EXERCISE BRIEF:
Copy the following lines verbatim, covering every record.

Dataset excerpt
----
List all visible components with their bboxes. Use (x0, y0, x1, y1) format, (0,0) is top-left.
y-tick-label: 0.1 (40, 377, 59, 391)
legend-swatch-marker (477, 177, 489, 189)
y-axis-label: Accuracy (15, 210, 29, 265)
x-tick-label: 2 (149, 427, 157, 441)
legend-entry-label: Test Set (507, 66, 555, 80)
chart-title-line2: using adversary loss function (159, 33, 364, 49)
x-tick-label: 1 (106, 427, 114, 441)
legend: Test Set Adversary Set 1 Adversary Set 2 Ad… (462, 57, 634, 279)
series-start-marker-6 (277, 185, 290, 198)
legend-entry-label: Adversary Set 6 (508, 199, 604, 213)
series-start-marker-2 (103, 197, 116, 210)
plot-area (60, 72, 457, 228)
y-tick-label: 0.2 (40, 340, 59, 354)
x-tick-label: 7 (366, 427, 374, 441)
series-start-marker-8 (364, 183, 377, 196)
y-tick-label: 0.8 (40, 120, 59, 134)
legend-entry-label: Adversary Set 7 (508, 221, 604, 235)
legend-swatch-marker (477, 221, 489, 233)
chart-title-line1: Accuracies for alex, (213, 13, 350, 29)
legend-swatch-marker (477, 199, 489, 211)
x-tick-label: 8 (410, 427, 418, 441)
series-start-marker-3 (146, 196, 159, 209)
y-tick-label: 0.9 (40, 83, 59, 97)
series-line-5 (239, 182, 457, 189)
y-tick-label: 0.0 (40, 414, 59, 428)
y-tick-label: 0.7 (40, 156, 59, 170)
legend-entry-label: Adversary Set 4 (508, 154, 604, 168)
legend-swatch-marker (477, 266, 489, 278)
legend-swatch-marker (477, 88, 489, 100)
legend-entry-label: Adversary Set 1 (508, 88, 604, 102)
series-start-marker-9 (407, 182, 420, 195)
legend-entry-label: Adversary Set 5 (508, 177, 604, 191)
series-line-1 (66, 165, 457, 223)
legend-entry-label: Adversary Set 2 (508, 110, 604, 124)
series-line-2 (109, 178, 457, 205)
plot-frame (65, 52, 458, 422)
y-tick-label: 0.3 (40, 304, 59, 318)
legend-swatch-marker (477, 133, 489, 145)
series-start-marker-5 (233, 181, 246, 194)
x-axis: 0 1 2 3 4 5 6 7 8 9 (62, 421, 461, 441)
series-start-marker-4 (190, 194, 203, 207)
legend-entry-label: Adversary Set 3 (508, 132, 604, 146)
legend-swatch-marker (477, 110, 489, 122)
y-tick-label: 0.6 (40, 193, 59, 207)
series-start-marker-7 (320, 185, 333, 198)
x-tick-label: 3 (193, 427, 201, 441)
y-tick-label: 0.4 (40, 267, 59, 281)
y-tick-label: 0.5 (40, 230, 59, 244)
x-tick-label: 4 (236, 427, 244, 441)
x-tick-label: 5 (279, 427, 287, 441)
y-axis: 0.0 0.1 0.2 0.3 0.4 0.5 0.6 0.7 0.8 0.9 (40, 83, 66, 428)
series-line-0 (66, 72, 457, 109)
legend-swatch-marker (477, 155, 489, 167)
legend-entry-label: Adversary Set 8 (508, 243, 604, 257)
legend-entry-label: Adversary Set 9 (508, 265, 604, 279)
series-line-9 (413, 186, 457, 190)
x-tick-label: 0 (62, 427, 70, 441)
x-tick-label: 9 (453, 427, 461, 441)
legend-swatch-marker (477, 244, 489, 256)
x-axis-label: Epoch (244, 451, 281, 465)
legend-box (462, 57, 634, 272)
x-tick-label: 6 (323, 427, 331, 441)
----
RESULT OF THE EXERCISE:
List all visible components with their bboxes. Use (x0, y0, x1, y1) format, (0,0) is top-left.
y-tick-label: 0.1 (40, 377, 59, 391)
legend-swatch-marker (477, 177, 489, 189)
y-axis-label: Accuracy (15, 210, 29, 265)
x-tick-label: 2 (149, 427, 157, 441)
legend-entry-label: Test Set (507, 66, 555, 80)
chart-title-line2: using adversary loss function (159, 33, 364, 49)
x-tick-label: 1 (106, 427, 114, 441)
legend: Test Set Adversary Set 1 Adversary Set 2 Ad… (462, 57, 634, 279)
series-start-marker-6 (277, 185, 290, 198)
legend-entry-label: Adversary Set 6 (508, 199, 604, 213)
series-start-marker-2 (103, 197, 116, 210)
plot-area (60, 72, 457, 228)
y-tick-label: 0.2 (40, 340, 59, 354)
x-tick-label: 7 (366, 427, 374, 441)
series-start-marker-8 (364, 183, 377, 196)
y-tick-label: 0.8 (40, 120, 59, 134)
legend-entry-label: Adversary Set 7 (508, 221, 604, 235)
legend-swatch-marker (477, 221, 489, 233)
chart-title-line1: Accuracies for alex, (213, 13, 350, 29)
legend-swatch-marker (477, 199, 489, 211)
x-tick-label: 8 (410, 427, 418, 441)
series-start-marker-3 (146, 196, 159, 209)
y-tick-label: 0.9 (40, 83, 59, 97)
series-line-5 (239, 182, 457, 189)
y-tick-label: 0.0 (40, 414, 59, 428)
y-tick-label: 0.7 (40, 156, 59, 170)
legend-entry-label: Adversary Set 4 (508, 154, 604, 168)
legend-swatch-marker (477, 266, 489, 278)
legend-swatch-marker (477, 88, 489, 100)
legend-entry-label: Adversary Set 1 (508, 88, 604, 102)
series-start-marker-9 (407, 182, 420, 195)
legend-entry-label: Adversary Set 5 (508, 177, 604, 191)
series-line-1 (66, 165, 457, 223)
legend-entry-label: Adversary Set 2 (508, 110, 604, 124)
series-line-2 (109, 178, 457, 205)
plot-frame (65, 52, 458, 422)
y-tick-label: 0.3 (40, 304, 59, 318)
legend-swatch-marker (477, 133, 489, 145)
series-start-marker-5 (233, 181, 246, 194)
x-axis: 0 1 2 3 4 5 6 7 8 9 (62, 421, 461, 441)
series-start-marker-4 (190, 194, 203, 207)
legend-entry-label: Adversary Set 3 (508, 132, 604, 146)
legend-swatch-marker (477, 110, 489, 122)
y-tick-label: 0.6 (40, 193, 59, 207)
series-start-marker-7 (320, 185, 333, 198)
x-tick-label: 3 (193, 427, 201, 441)
y-tick-label: 0.4 (40, 267, 59, 281)
y-tick-label: 0.5 (40, 230, 59, 244)
x-tick-label: 4 (236, 427, 244, 441)
x-tick-label: 5 (279, 427, 287, 441)
y-axis: 0.0 0.1 0.2 0.3 0.4 0.5 0.6 0.7 0.8 0.9 (40, 83, 66, 428)
series-line-0 (66, 72, 457, 109)
legend-swatch-marker (477, 155, 489, 167)
legend-entry-label: Adversary Set 8 (508, 243, 604, 257)
legend-entry-label: Adversary Set 9 (508, 265, 604, 279)
series-line-9 (413, 186, 457, 190)
x-tick-label: 0 (62, 427, 70, 441)
x-tick-label: 9 (453, 427, 461, 441)
legend-swatch-marker (477, 244, 489, 256)
x-axis-label: Epoch (244, 451, 281, 465)
legend-box (462, 57, 634, 272)
x-tick-label: 6 (323, 427, 331, 441)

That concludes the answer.